▸ EXERCISE INPUT:
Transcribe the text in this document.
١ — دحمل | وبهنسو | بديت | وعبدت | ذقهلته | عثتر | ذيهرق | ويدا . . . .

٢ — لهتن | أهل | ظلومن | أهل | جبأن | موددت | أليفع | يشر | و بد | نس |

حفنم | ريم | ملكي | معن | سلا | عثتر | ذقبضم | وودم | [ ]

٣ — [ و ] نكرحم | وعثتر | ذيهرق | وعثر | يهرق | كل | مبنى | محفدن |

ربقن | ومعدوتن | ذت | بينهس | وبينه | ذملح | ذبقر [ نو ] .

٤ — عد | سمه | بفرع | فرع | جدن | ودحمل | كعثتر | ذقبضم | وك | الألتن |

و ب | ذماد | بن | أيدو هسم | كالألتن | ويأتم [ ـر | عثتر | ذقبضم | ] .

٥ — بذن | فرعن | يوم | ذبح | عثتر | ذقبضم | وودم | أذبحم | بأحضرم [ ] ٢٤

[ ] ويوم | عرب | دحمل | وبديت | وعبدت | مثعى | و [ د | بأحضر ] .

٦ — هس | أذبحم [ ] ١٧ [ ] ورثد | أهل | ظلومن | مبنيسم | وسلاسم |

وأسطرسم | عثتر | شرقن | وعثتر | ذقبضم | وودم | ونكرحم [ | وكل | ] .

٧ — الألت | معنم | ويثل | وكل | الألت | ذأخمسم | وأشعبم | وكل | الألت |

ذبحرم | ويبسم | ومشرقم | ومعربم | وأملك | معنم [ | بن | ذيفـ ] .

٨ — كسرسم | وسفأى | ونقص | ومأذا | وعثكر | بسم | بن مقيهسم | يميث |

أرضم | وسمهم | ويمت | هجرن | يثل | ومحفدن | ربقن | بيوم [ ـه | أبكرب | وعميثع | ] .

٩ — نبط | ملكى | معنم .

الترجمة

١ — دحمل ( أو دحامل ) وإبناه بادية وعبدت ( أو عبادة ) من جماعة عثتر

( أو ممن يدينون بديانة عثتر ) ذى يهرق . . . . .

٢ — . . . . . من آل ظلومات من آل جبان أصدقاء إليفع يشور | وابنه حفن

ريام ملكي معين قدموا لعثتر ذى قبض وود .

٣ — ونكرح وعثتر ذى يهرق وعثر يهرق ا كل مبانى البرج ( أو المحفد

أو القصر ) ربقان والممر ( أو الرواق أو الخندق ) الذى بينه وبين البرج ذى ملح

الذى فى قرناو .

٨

▸ PROMPT:
Every entry needs to be retyped exactly.

▸ RESPONSE TO THIS TASK:
Transcribe the text in this document.
١ — دحمل | وبهنسو | بديت | وعبدت | ذقهلته | عثتر | ذيهرق | ويدا . . . .

٢ — لهتن | أهل | ظلومن | أهل | جبأن | موددت | أليفع | يشر | و بد | نس |

حفنم | ريم | ملكي | معن | سلا | عثتر | ذقبضم | وودم | [ ]

٣ — [ و ] نكرحم | وعثتر | ذيهرق | وعثر | يهرق | كل | مبنى | محفدن |

ربقن | ومعدوتن | ذت | بينهس | وبينه | ذملح | ذبقر [ نو ] .

٤ — عد | سمه | بفرع | فرع | جدن | ودحمل | كعثتر | ذقبضم | وك | الألتن |

و ب | ذماد | بن | أيدو هسم | كالألتن | ويأتم [ ـر | عثتر | ذقبضم | ] .

٥ — بذن | فرعن | يوم | ذبح | عثتر | ذقبضم | وودم | أذبحم | بأحضرم [ ] ٢٤

[ ] ويوم | عرب | دحمل | وبديت | وعبدت | مثعى | و [ د | بأحضر ] .

٦ — هس | أذبحم [ ] ١٧ [ ] ورثد | أهل | ظلومن | مبنيسم | وسلاسم |

وأسطرسم | عثتر | شرقن | وعثتر | ذقبضم | وودم | ونكرحم [ | وكل | ] .

٧ — الألت | معنم | ويثل | وكل | الألت | ذأخمسم | وأشعبم | وكل | الألت |

ذبحرم | ويبسم | ومشرقم | ومعربم | وأملك | معنم [ | بن | ذيفـ ] .

٨ — كسرسم | وسفأى | ونقص | ومأذا | وعثكر | بسم | بن مقيهسم | يميث |

أرضم | وسمهم | ويمت | هجرن | يثل | ومحفدن | ربقن | بيوم [ ـه | أبكرب | وعميثع | ] .

٩ — نبط | ملكى | معنم .

الترجمة

١ — دحمل ( أو دحامل ) وإبناه بادية وعبدت ( أو عبادة ) من جماعة عثتر

( أو ممن يدينون بديانة عثتر ) ذى يهرق . . . . .

٢ — . . . . . من آل ظلومات من آل جبان أصدقاء إليفع يشور | وابنه حفن

ريام ملكي معين قدموا لعثتر ذى قبض وود .

٣ — ونكرح وعثتر ذى يهرق وعثر يهرق ا كل مبانى البرج ( أو المحفد

أو القصر ) ربقان والممر ( أو الرواق أو الخندق ) الذى بينه وبين البرج ذى ملح

الذى فى قرناو .

٨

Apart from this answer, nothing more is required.